(Collection entries)
______________________________
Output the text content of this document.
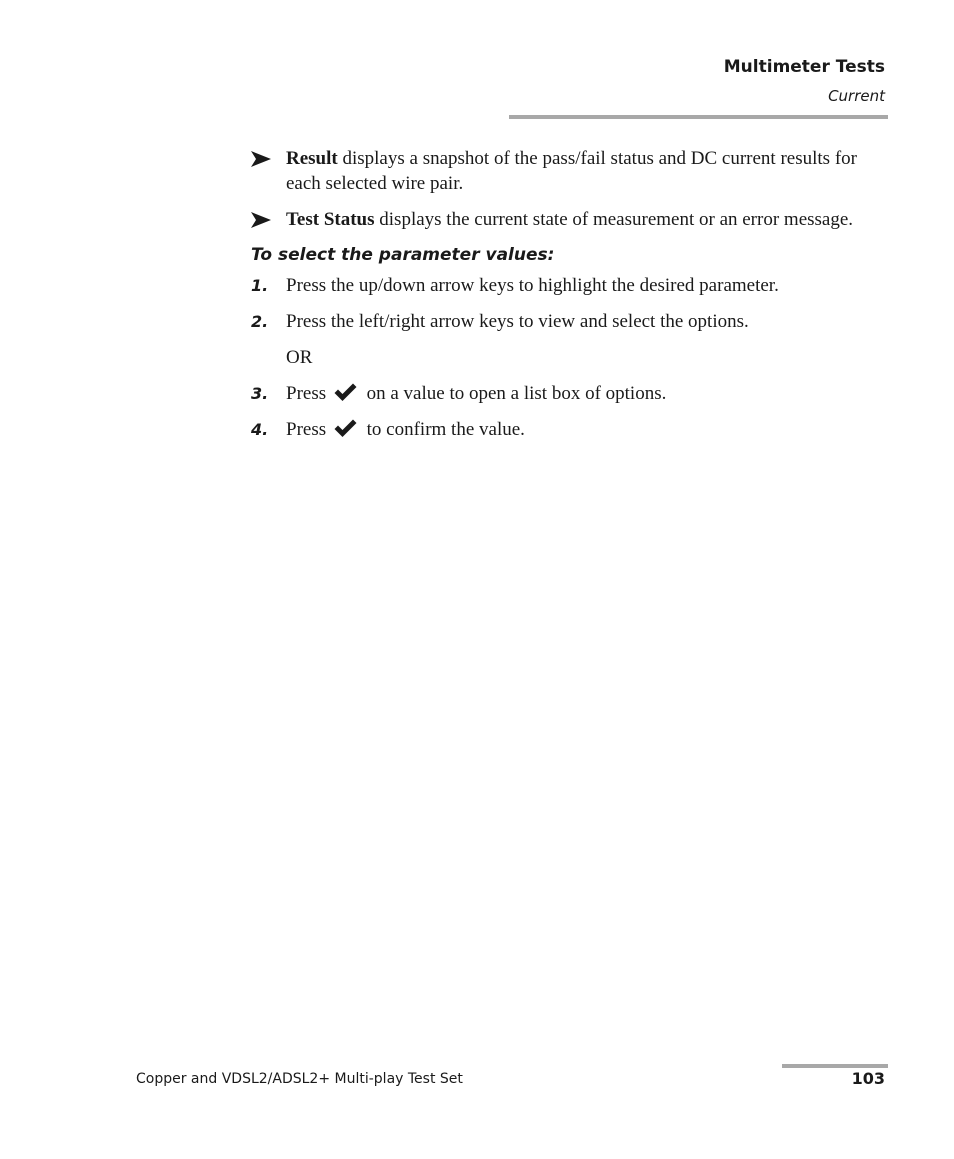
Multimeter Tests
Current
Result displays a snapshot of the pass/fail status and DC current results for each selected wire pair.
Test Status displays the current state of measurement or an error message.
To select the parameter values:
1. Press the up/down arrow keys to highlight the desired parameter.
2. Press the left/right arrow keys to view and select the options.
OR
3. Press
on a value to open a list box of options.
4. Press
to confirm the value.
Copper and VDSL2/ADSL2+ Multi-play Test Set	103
______________________________
# Required task
Repeat all of the records verbatim, leaving out the pictures.

# Exercise output
Output the text content of this document.
Multimeter Tests
Current
Result displays a snapshot of the pass/fail status and DC current results for each selected wire pair.
Test Status displays the current state of measurement or an error message.
To select the parameter values:
1. Press the up/down arrow keys to highlight the desired parameter.
2. Press the left/right arrow keys to view and select the options.
OR
3. Press
on a value to open a list box of options.
4. Press
to confirm the value.
Copper and VDSL2/ADSL2+ Multi-play Test Set	103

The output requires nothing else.